Stated exercise >> Repeat the material below exactly, with no pictures.

►

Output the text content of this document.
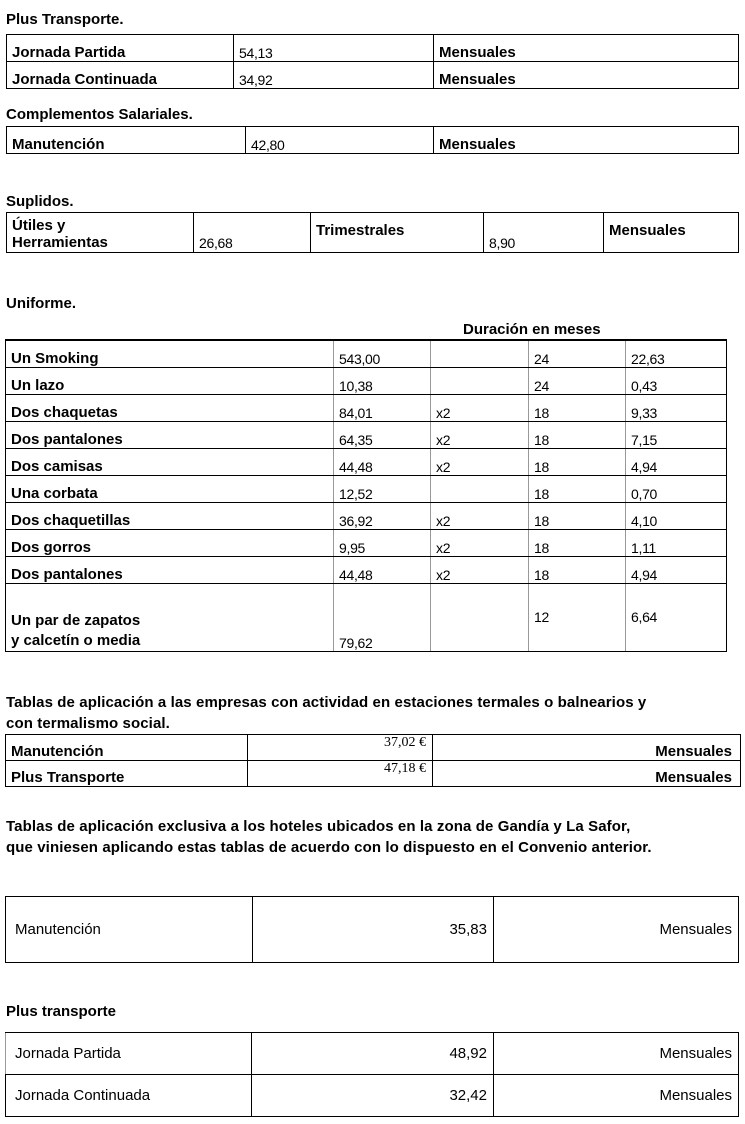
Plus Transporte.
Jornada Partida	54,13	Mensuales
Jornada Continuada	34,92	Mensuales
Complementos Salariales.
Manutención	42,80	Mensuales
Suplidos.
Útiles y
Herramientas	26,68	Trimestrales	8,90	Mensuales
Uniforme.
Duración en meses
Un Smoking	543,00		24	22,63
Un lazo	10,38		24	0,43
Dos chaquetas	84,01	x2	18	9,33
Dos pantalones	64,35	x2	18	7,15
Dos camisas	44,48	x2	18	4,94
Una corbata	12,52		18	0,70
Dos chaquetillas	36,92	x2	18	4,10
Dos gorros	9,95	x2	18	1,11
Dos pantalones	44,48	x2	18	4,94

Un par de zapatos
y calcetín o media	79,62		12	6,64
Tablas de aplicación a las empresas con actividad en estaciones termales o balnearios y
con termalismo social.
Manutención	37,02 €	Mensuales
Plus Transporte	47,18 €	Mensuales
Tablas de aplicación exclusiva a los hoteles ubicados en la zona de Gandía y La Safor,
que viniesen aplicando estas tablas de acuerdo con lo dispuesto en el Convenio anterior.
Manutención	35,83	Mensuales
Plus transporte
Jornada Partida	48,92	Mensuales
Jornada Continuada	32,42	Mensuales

◄

Result for this exercise >>
Output the text content of this document.
Plus Transporte.
Jornada Partida	54,13	Mensuales
Jornada Continuada	34,92	Mensuales
Complementos Salariales.
Manutención	42,80	Mensuales
Suplidos.
Útiles y
Herramientas	26,68	Trimestrales	8,90	Mensuales
Uniforme.
Duración en meses
Un Smoking	543,00		24	22,63
Un lazo	10,38		24	0,43
Dos chaquetas	84,01	x2	18	9,33
Dos pantalones	64,35	x2	18	7,15
Dos camisas	44,48	x2	18	4,94
Una corbata	12,52		18	0,70
Dos chaquetillas	36,92	x2	18	4,10
Dos gorros	9,95	x2	18	1,11
Dos pantalones	44,48	x2	18	4,94

Un par de zapatos
y calcetín o media	79,62		12	6,64
Tablas de aplicación a las empresas con actividad en estaciones termales o balnearios y
con termalismo social.
Manutención	37,02 €	Mensuales
Plus Transporte	47,18 €	Mensuales
Tablas de aplicación exclusiva a los hoteles ubicados en la zona de Gandía y La Safor,
que viniesen aplicando estas tablas de acuerdo con lo dispuesto en el Convenio anterior.
Manutención	35,83	Mensuales
Plus transporte
Jornada Partida	48,92	Mensuales
Jornada Continuada	32,42	Mensuales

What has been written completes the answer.